>> Begin
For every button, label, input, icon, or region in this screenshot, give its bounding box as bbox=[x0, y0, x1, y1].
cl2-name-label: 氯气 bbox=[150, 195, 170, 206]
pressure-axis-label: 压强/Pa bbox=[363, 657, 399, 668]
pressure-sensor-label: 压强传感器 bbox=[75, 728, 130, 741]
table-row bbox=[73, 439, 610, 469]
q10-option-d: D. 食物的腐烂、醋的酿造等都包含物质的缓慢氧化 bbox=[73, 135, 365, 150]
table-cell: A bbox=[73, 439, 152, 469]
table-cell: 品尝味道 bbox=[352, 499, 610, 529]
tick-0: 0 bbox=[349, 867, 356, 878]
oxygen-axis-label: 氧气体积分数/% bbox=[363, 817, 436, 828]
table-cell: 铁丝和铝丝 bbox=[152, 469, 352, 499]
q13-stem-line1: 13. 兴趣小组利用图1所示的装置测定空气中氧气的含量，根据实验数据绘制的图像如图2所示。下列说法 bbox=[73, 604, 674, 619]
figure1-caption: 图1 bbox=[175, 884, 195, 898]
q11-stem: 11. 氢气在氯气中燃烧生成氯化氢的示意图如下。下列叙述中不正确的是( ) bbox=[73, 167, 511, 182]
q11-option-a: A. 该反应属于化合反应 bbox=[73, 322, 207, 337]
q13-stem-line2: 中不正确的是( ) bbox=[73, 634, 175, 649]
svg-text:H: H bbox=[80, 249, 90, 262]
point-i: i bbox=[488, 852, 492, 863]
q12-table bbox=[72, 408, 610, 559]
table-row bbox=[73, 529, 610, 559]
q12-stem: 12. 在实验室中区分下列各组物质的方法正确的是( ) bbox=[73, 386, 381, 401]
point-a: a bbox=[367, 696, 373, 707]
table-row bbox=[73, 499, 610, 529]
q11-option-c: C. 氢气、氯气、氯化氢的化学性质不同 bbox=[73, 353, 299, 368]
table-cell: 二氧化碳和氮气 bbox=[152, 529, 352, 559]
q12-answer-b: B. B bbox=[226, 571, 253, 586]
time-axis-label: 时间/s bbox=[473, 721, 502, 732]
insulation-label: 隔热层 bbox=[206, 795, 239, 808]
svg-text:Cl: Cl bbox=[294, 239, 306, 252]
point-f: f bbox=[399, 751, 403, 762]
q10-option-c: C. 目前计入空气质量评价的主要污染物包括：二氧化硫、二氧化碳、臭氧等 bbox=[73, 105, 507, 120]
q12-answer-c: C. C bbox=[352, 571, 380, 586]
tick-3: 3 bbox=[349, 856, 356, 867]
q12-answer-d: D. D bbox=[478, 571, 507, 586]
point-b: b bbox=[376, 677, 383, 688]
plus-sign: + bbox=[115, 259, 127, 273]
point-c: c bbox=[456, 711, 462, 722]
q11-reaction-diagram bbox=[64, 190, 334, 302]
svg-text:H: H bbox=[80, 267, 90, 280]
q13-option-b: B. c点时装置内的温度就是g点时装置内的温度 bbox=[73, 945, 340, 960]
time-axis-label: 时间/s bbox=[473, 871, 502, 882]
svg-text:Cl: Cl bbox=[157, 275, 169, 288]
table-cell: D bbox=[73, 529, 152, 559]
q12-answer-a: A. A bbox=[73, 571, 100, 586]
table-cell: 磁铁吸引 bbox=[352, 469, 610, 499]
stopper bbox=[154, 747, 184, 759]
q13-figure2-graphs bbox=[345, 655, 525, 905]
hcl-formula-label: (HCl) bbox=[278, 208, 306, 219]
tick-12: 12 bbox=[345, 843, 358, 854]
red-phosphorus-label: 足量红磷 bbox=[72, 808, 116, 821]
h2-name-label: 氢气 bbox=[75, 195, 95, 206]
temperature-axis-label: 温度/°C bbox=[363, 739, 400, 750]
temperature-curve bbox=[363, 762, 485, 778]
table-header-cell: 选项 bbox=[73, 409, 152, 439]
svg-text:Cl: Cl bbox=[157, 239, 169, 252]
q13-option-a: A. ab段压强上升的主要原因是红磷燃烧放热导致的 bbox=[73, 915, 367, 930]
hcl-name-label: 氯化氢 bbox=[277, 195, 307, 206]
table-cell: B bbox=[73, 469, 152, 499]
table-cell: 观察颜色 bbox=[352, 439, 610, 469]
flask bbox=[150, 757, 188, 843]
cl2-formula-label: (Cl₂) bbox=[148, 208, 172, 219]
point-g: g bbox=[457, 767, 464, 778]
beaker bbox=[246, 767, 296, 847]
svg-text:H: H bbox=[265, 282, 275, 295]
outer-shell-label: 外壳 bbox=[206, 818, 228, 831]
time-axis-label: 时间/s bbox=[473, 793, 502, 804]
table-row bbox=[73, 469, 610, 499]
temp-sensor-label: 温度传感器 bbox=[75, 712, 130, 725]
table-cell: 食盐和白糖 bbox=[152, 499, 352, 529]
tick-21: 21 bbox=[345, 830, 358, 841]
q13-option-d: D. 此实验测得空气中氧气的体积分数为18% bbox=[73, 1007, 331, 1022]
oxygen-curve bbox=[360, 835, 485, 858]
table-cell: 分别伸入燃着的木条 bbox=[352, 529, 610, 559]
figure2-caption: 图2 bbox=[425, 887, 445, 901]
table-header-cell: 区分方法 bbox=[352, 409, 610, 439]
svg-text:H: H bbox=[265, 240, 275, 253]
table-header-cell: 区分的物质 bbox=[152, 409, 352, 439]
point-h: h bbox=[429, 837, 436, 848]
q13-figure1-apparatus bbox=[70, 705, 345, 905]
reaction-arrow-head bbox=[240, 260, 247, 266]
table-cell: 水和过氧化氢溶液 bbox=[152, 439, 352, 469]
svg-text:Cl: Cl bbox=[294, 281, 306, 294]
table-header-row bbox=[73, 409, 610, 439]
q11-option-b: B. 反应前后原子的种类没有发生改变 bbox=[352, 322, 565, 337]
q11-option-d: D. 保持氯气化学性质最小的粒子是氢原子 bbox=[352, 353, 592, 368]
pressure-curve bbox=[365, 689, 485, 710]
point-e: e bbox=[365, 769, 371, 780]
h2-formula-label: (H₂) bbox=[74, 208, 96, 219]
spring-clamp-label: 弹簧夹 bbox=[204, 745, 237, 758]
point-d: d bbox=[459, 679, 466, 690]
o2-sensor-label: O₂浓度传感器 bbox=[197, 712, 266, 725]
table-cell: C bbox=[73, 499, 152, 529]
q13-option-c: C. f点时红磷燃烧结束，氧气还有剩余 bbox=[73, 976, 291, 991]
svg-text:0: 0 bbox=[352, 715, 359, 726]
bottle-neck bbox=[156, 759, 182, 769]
>> End
Set task
Copy each line of the entries above word for word, changing nothing.

Result
For every button, label, input, icon, or region in this screenshot, give its bounding box as bbox=[x0, y0, x1, y1].
cl2-name-label: 氯气 bbox=[150, 195, 170, 206]
pressure-axis-label: 压强/Pa bbox=[363, 657, 399, 668]
pressure-sensor-label: 压强传感器 bbox=[75, 728, 130, 741]
table-row bbox=[73, 439, 610, 469]
q10-option-d: D. 食物的腐烂、醋的酿造等都包含物质的缓慢氧化 bbox=[73, 135, 365, 150]
table-cell: A bbox=[73, 439, 152, 469]
table-cell: 品尝味道 bbox=[352, 499, 610, 529]
tick-0: 0 bbox=[349, 867, 356, 878]
oxygen-axis-label: 氧气体积分数/% bbox=[363, 817, 436, 828]
table-cell: 铁丝和铝丝 bbox=[152, 469, 352, 499]
q13-stem-line1: 13. 兴趣小组利用图1所示的装置测定空气中氧气的含量，根据实验数据绘制的图像如图2所示。下列说法 bbox=[73, 604, 674, 619]
figure1-caption: 图1 bbox=[175, 884, 195, 898]
q11-stem: 11. 氢气在氯气中燃烧生成氯化氢的示意图如下。下列叙述中不正确的是( ) bbox=[73, 167, 511, 182]
q11-option-a: A. 该反应属于化合反应 bbox=[73, 322, 207, 337]
q13-stem-line2: 中不正确的是( ) bbox=[73, 634, 175, 649]
svg-text:H: H bbox=[80, 249, 90, 262]
point-i: i bbox=[488, 852, 492, 863]
q12-table bbox=[72, 408, 610, 559]
table-row bbox=[73, 529, 610, 559]
q12-stem: 12. 在实验室中区分下列各组物质的方法正确的是( ) bbox=[73, 386, 381, 401]
point-a: a bbox=[367, 696, 373, 707]
table-row bbox=[73, 499, 610, 529]
q11-option-c: C. 氢气、氯气、氯化氢的化学性质不同 bbox=[73, 353, 299, 368]
table-cell: 二氧化碳和氮气 bbox=[152, 529, 352, 559]
q12-answer-b: B. B bbox=[226, 571, 253, 586]
time-axis-label: 时间/s bbox=[473, 721, 502, 732]
insulation-label: 隔热层 bbox=[206, 795, 239, 808]
svg-text:Cl: Cl bbox=[294, 239, 306, 252]
point-f: f bbox=[399, 751, 403, 762]
q10-option-c: C. 目前计入空气质量评价的主要污染物包括：二氧化硫、二氧化碳、臭氧等 bbox=[73, 105, 507, 120]
q12-answer-c: C. C bbox=[352, 571, 380, 586]
tick-3: 3 bbox=[349, 856, 356, 867]
q12-answer-d: D. D bbox=[478, 571, 507, 586]
point-b: b bbox=[376, 677, 383, 688]
plus-sign: + bbox=[115, 259, 127, 273]
point-c: c bbox=[456, 711, 462, 722]
q11-reaction-diagram bbox=[64, 190, 334, 302]
svg-text:H: H bbox=[80, 267, 90, 280]
q13-option-b: B. c点时装置内的温度就是g点时装置内的温度 bbox=[73, 945, 340, 960]
time-axis-label: 时间/s bbox=[473, 871, 502, 882]
svg-text:Cl: Cl bbox=[157, 275, 169, 288]
table-cell: D bbox=[73, 529, 152, 559]
q12-answer-a: A. A bbox=[73, 571, 100, 586]
table-cell: 磁铁吸引 bbox=[352, 469, 610, 499]
stopper bbox=[154, 747, 184, 759]
q13-figure2-graphs bbox=[345, 655, 525, 905]
hcl-formula-label: (HCl) bbox=[278, 208, 306, 219]
tick-12: 12 bbox=[345, 843, 358, 854]
red-phosphorus-label: 足量红磷 bbox=[72, 808, 116, 821]
h2-name-label: 氢气 bbox=[75, 195, 95, 206]
temperature-axis-label: 温度/°C bbox=[363, 739, 400, 750]
temperature-curve bbox=[363, 762, 485, 778]
table-header-cell: 选项 bbox=[73, 409, 152, 439]
svg-text:Cl: Cl bbox=[157, 239, 169, 252]
q13-option-a: A. ab段压强上升的主要原因是红磷燃烧放热导致的 bbox=[73, 915, 367, 930]
hcl-name-label: 氯化氢 bbox=[277, 195, 307, 206]
table-cell: B bbox=[73, 469, 152, 499]
table-cell: 观察颜色 bbox=[352, 439, 610, 469]
flask bbox=[150, 757, 188, 843]
cl2-formula-label: (Cl₂) bbox=[148, 208, 172, 219]
point-g: g bbox=[457, 767, 464, 778]
beaker bbox=[246, 767, 296, 847]
svg-text:H: H bbox=[265, 282, 275, 295]
outer-shell-label: 外壳 bbox=[206, 818, 228, 831]
time-axis-label: 时间/s bbox=[473, 793, 502, 804]
table-row bbox=[73, 469, 610, 499]
temp-sensor-label: 温度传感器 bbox=[75, 712, 130, 725]
table-cell: 食盐和白糖 bbox=[152, 499, 352, 529]
tick-21: 21 bbox=[345, 830, 358, 841]
q13-option-d: D. 此实验测得空气中氧气的体积分数为18% bbox=[73, 1007, 331, 1022]
oxygen-curve bbox=[360, 835, 485, 858]
table-cell: 分别伸入燃着的木条 bbox=[352, 529, 610, 559]
figure2-caption: 图2 bbox=[425, 887, 445, 901]
table-header-cell: 区分方法 bbox=[352, 409, 610, 439]
svg-text:H: H bbox=[265, 240, 275, 253]
table-header-cell: 区分的物质 bbox=[152, 409, 352, 439]
point-h: h bbox=[429, 837, 436, 848]
q13-figure1-apparatus bbox=[70, 705, 345, 905]
reaction-arrow-head bbox=[240, 260, 247, 266]
table-cell: 水和过氧化氢溶液 bbox=[152, 439, 352, 469]
svg-text:Cl: Cl bbox=[294, 281, 306, 294]
table-header-row bbox=[73, 409, 610, 439]
q11-option-b: B. 反应前后原子的种类没有发生改变 bbox=[352, 322, 565, 337]
q11-option-d: D. 保持氯气化学性质最小的粒子是氢原子 bbox=[352, 353, 592, 368]
pressure-curve bbox=[365, 689, 485, 710]
point-e: e bbox=[365, 769, 371, 780]
h2-formula-label: (H₂) bbox=[74, 208, 96, 219]
spring-clamp-label: 弹簧夹 bbox=[204, 745, 237, 758]
point-d: d bbox=[459, 679, 466, 690]
o2-sensor-label: O₂浓度传感器 bbox=[197, 712, 266, 725]
table-cell: C bbox=[73, 499, 152, 529]
q13-option-c: C. f点时红磷燃烧结束，氧气还有剩余 bbox=[73, 976, 291, 991]
svg-text:0: 0 bbox=[352, 715, 359, 726]
bottle-neck bbox=[156, 759, 182, 769]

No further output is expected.